> **DESCRIPTION OF THE TASK**: Lift out each line of the data that holds "text".

> **EXERCISE INPUT**:
>> start

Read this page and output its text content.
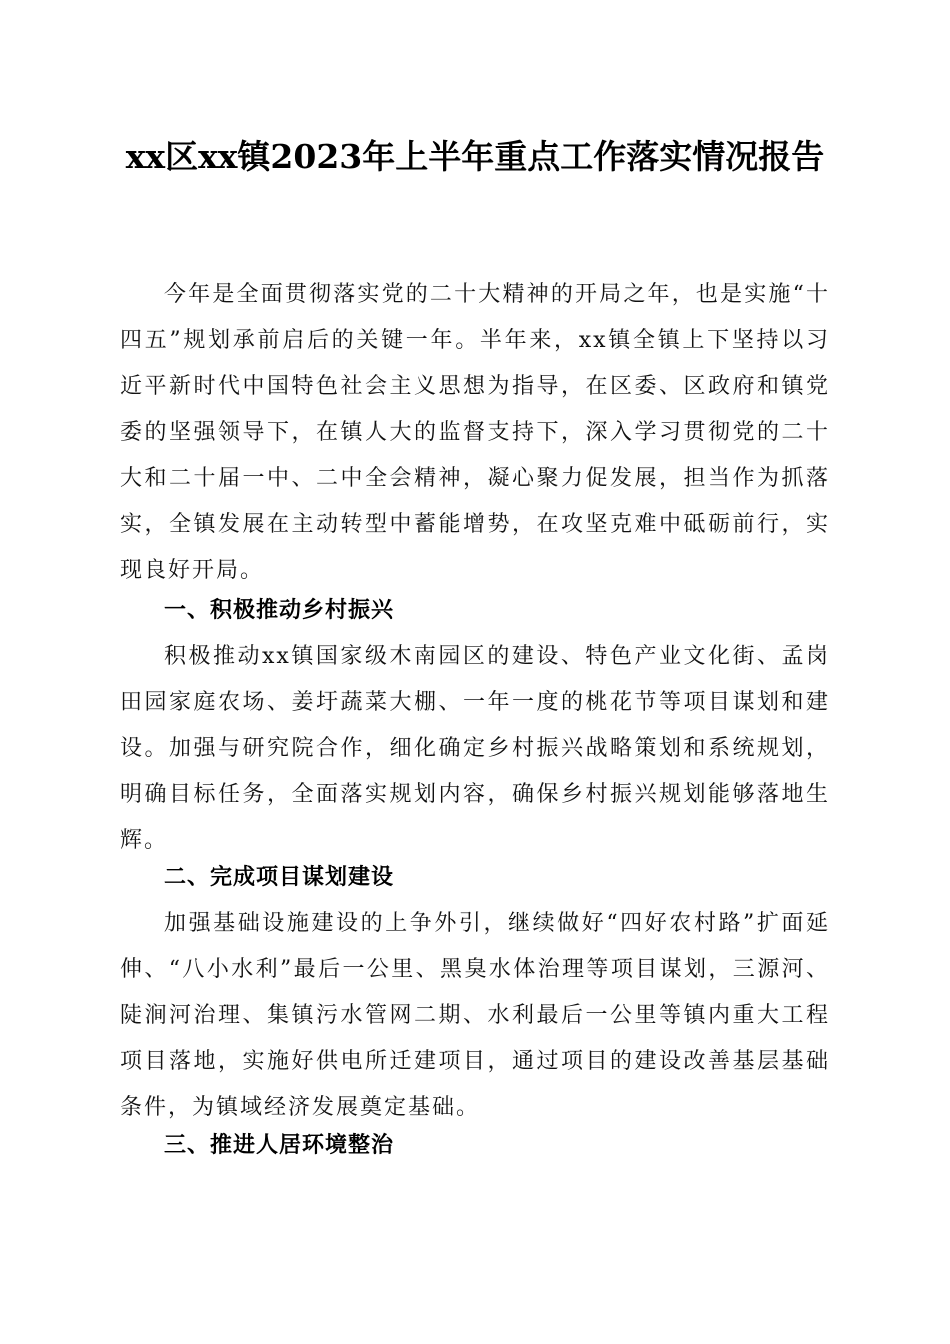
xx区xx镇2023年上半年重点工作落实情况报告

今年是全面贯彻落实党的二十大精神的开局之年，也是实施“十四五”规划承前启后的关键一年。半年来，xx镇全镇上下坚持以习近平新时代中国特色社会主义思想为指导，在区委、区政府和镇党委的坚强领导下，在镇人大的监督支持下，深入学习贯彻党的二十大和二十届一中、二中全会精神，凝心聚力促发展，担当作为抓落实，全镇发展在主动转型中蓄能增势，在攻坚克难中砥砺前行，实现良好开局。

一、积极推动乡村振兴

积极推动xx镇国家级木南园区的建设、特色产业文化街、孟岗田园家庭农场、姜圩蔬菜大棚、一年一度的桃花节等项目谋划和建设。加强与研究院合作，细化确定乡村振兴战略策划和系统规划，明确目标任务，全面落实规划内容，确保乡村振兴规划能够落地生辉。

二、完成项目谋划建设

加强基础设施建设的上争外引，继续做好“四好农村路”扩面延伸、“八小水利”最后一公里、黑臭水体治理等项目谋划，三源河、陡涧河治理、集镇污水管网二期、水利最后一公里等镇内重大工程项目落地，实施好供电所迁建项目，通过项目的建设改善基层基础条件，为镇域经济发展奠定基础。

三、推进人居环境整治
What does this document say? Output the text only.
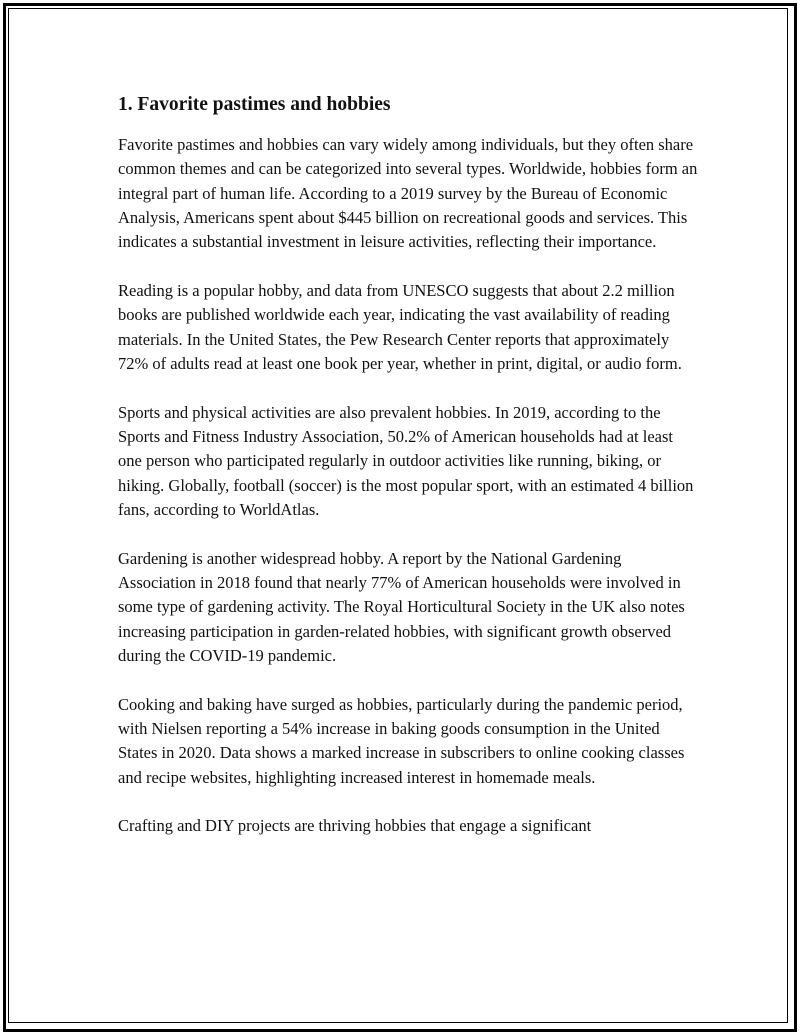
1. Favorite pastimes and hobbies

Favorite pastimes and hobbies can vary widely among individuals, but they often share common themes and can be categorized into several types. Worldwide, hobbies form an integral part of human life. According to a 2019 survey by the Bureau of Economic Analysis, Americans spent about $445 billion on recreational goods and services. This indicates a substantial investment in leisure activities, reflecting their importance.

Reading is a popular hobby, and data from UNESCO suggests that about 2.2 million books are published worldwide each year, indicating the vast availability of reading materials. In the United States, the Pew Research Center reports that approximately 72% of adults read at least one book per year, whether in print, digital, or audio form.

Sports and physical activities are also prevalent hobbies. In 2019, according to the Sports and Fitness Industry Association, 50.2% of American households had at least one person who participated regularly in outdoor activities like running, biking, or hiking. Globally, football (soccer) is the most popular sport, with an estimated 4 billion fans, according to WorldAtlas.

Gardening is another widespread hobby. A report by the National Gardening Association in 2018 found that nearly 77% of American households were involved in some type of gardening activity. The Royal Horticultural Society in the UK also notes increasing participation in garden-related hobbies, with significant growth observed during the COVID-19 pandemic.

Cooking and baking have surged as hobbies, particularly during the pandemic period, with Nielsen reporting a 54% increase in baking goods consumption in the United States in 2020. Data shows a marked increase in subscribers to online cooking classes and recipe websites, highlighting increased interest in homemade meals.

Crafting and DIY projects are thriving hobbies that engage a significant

>> end

> **COMPLETED EXERCISE**:
Read this page and output its text content.
What does this document say? Output the text only.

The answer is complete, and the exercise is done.